- _SHORT PROBLEM_
Return the material word for word. Do not include the pictures.

- _RECORDS PROVIDED_
☆ ☆ ☆ ☆
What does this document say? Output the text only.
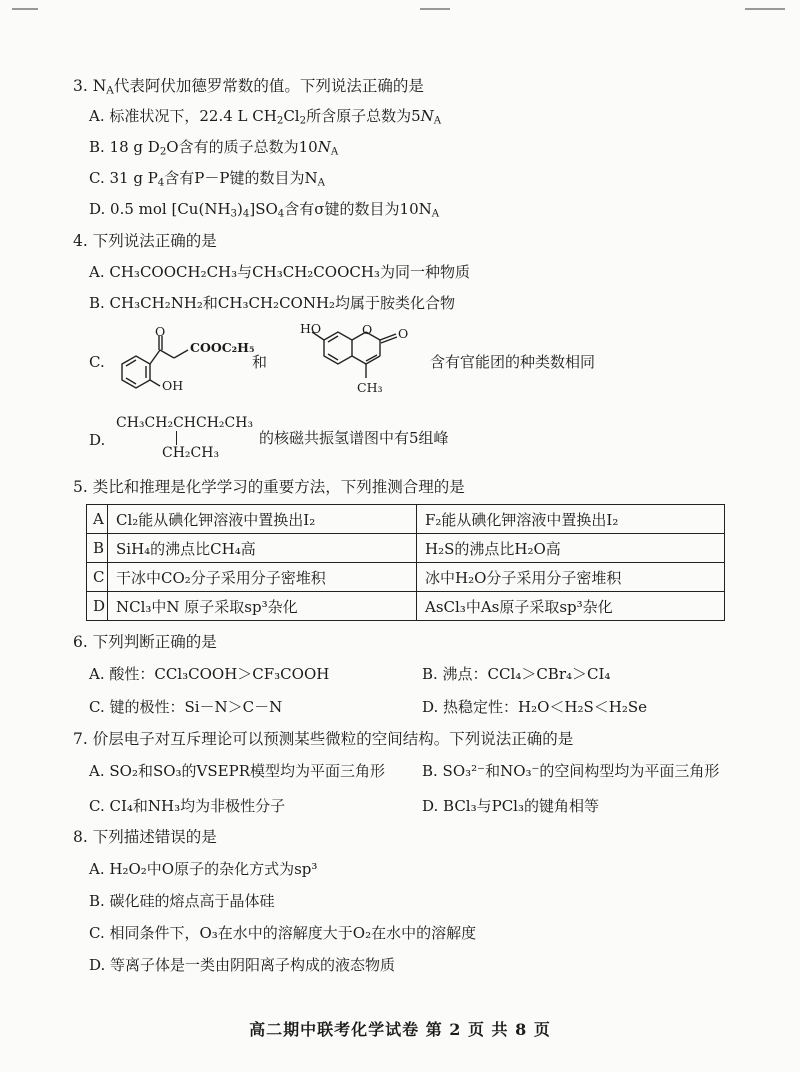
3. $N_A$代表阿伏加德罗常数的值。下列说法正确的是
A. 标准状况下，22.4 L $CH_2Cl_2$所含原子总数为$5N_A$
B. 18 g $D_2O$含有的质子总数为$10N_A$
C. 31 g $P_4$含有P－P键的数目为$N_A$
D. 0.5 mol $[Cu(NH_3)_4]SO_4$含有σ键的数目为$10N_A$
4. 下列说法正确的是
A. CH₃COOCH₂CH₃与CH₃CH₂COOCH₃为同一种物质
B. CH₃CH₂NH₂和CH₃CH₂CONH₂均属于胺类化合物
C.
O
COOC₂H₅
OH
和
HO	O O
CH₃
含有官能团的种类数相同
D.
CH₃CH₂CHCH₂CH₃
CH₂CH₃
的核磁共振氢谱图中有5组峰
5. 类比和推理是化学学习的重要方法，下列推测合理的是
A	Cl₂能从碘化钾溶液中置换出I₂	F₂能从碘化钾溶液中置换出I₂
B	SiH₄的沸点比CH₄高	H₂S的沸点比H₂O高
C	干冰中CO₂分子采用分子密堆积	冰中H₂O分子采用分子密堆积
D	NCl₃中N 原子采取sp³杂化	AsCl₃中As原子采取sp³杂化
6. 下列判断正确的是
A. 酸性：CCl₃COOH＞CF₃COOH	B. 沸点：CCl₄＞CBr₄＞CI₄
C. 键的极性：Si－N＞C－N	D. 热稳定性：H₂O＜H₂S＜H₂Se
7. 价层电子对互斥理论可以预测某些微粒的空间结构。下列说法正确的是
A. SO₂和SO₃的VSEPR模型均为平面三角形 B. SO₃²⁻和NO₃⁻的空间构型均为平面三角形
C. CI₄和NH₃均为非极性分子	D. BCl₃与PCl₃的键角相等
8. 下列描述错误的是
A. H₂O₂中O原子的杂化方式为sp³
B. 碳化硅的熔点高于晶体硅
C. 相同条件下，O₃在水中的溶解度大于O₂在水中的溶解度
D. 等离子体是一类由阴阳离子构成的液态物质
高二期中联考化学试卷 第 2 页 共 8 页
☆ ☆ ☆ ☆
- _FULL ANSWER_
What does this document say? Output the text only.
3. $N_A$代表阿伏加德罗常数的值。下列说法正确的是
A. 标准状况下，22.4 L $CH_2Cl_2$所含原子总数为$5N_A$
B. 18 g $D_2O$含有的质子总数为$10N_A$
C. 31 g $P_4$含有P－P键的数目为$N_A$
D. 0.5 mol $[Cu(NH_3)_4]SO_4$含有σ键的数目为$10N_A$
4. 下列说法正确的是
A. CH₃COOCH₂CH₃与CH₃CH₂COOCH₃为同一种物质
B. CH₃CH₂NH₂和CH₃CH₂CONH₂均属于胺类化合物
C.
O
COOC₂H₅
OH
和
HO	O O
CH₃
含有官能团的种类数相同
D.
CH₃CH₂CHCH₂CH₃
CH₂CH₃
的核磁共振氢谱图中有5组峰
5. 类比和推理是化学学习的重要方法，下列推测合理的是
A	Cl₂能从碘化钾溶液中置换出I₂	F₂能从碘化钾溶液中置换出I₂
B	SiH₄的沸点比CH₄高	H₂S的沸点比H₂O高
C	干冰中CO₂分子采用分子密堆积	冰中H₂O分子采用分子密堆积
D	NCl₃中N 原子采取sp³杂化	AsCl₃中As原子采取sp³杂化
6. 下列判断正确的是
A. 酸性：CCl₃COOH＞CF₃COOH	B. 沸点：CCl₄＞CBr₄＞CI₄
C. 键的极性：Si－N＞C－N	D. 热稳定性：H₂O＜H₂S＜H₂Se
7. 价层电子对互斥理论可以预测某些微粒的空间结构。下列说法正确的是
A. SO₂和SO₃的VSEPR模型均为平面三角形 B. SO₃²⁻和NO₃⁻的空间构型均为平面三角形
C. CI₄和NH₃均为非极性分子	D. BCl₃与PCl₃的键角相等
8. 下列描述错误的是
A. H₂O₂中O原子的杂化方式为sp³
B. 碳化硅的熔点高于晶体硅
C. 相同条件下，O₃在水中的溶解度大于O₂在水中的溶解度
D. 等离子体是一类由阴阳离子构成的液态物质
高二期中联考化学试卷 第 2 页 共 8 页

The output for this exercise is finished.